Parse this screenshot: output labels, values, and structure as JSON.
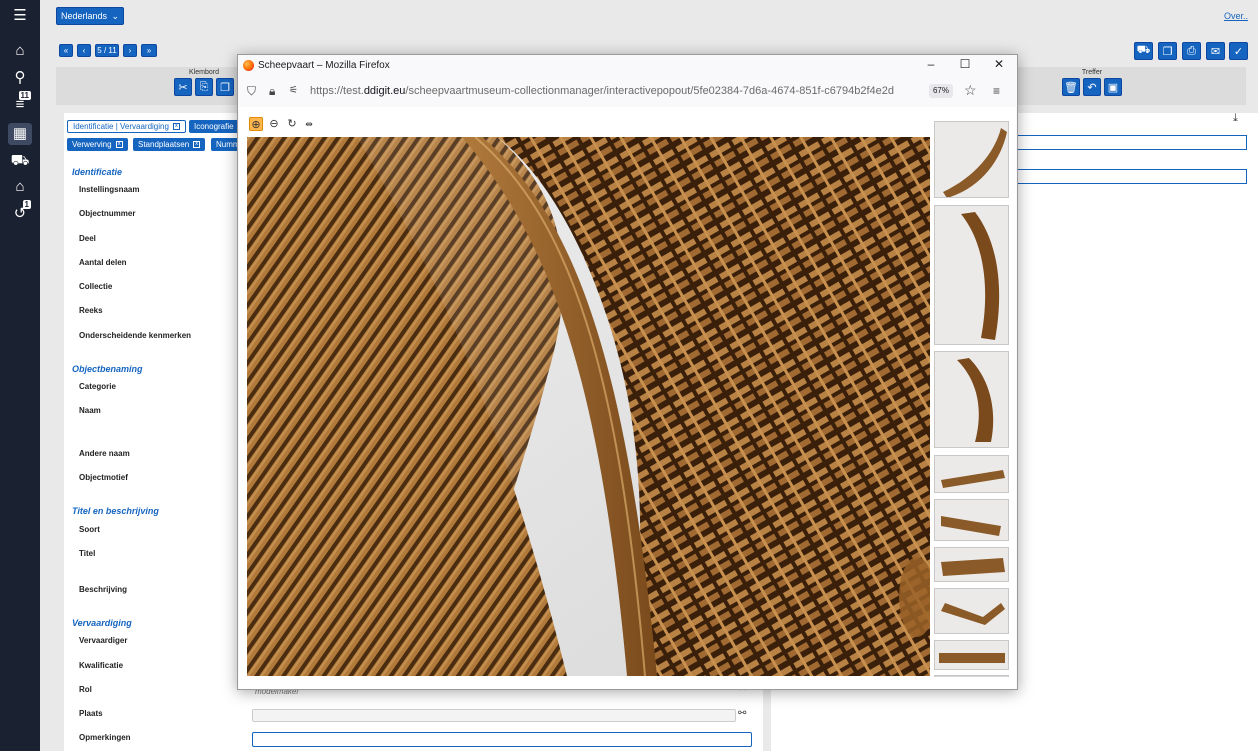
{
  "topbar": {
    "language": "Nederlands",
    "over_link": "Over.."
  },
  "leftnav": {
    "badge_list": "11",
    "badge_history": "1"
  },
  "pager": {
    "first": "«",
    "prev": "‹",
    "position": "5 / 11",
    "next": "›",
    "last": "»"
  },
  "toolbar": {
    "klembord_label": "Klembord",
    "treffer_label": "Treffer"
  },
  "tabs": {
    "row1": [
      {
        "label": "Identificatie | Vervaardiging",
        "active": false
      },
      {
        "label": "Iconografie",
        "active": true
      }
    ],
    "row2": [
      {
        "label": "Verwerving",
        "active": true
      },
      {
        "label": "Standplaatsen",
        "active": true
      },
      {
        "label": "Numm",
        "active": true
      }
    ]
  },
  "form": {
    "sec_identificatie": "Identificatie",
    "instellingsnaam": "Instellingsnaam",
    "objectnummer": "Objectnummer",
    "deel": "Deel",
    "aantal_delen": "Aantal delen",
    "collectie": "Collectie",
    "reeks": "Reeks",
    "onderscheidende": "Onderscheidende kenmerken",
    "sec_objectbenaming": "Objectbenaming",
    "categorie": "Categorie",
    "naam": "Naam",
    "andere_naam": "Andere naam",
    "objectmotief": "Objectmotief",
    "sec_titel": "Titel en beschrijving",
    "soort": "Soort",
    "titel": "Titel",
    "beschrijving": "Beschrijving",
    "sec_vervaardiging": "Vervaardiging",
    "vervaardiger": "Vervaardiger",
    "kwalificatie": "Kwalificatie",
    "rol": "Rol",
    "rol_value": "modelmaker",
    "plaats": "Plaats",
    "opmerkingen": "Opmerkingen"
  },
  "popup": {
    "window_title": "Scheepvaart – Mozilla Firefox",
    "url_prefix": "https://test.",
    "url_domain": "ddigit.eu",
    "url_path": "/scheepvaartmuseum-collectionmanager/interactivepopout/5fe02384-7d6a-4674-851f-c6794b2f4e2d",
    "zoom": "67%",
    "thumbnail_count": 9
  },
  "icons": [
    "menu-icon",
    "home-icon",
    "search-icon",
    "list-icon",
    "grid-icon",
    "cart-icon",
    "history-icon",
    "firefox-logo-icon",
    "shield-icon",
    "lock-icon",
    "permissions-icon",
    "star-icon",
    "hamburger-icon",
    "zoom-in-icon",
    "zoom-out-icon",
    "rotate-icon",
    "fit-width-icon",
    "link-icon",
    "download-icon"
  ],
  "colors": {
    "nav_bg": "#1a2130",
    "accent": "#1565c0",
    "section_title": "#1565c0",
    "wood": "#8a5a28"
  }
}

++++++++++

Where a line contains "Titel", copy that line.

    "sec_titel": "Titel en beschrijving",
    "titel": "Titel",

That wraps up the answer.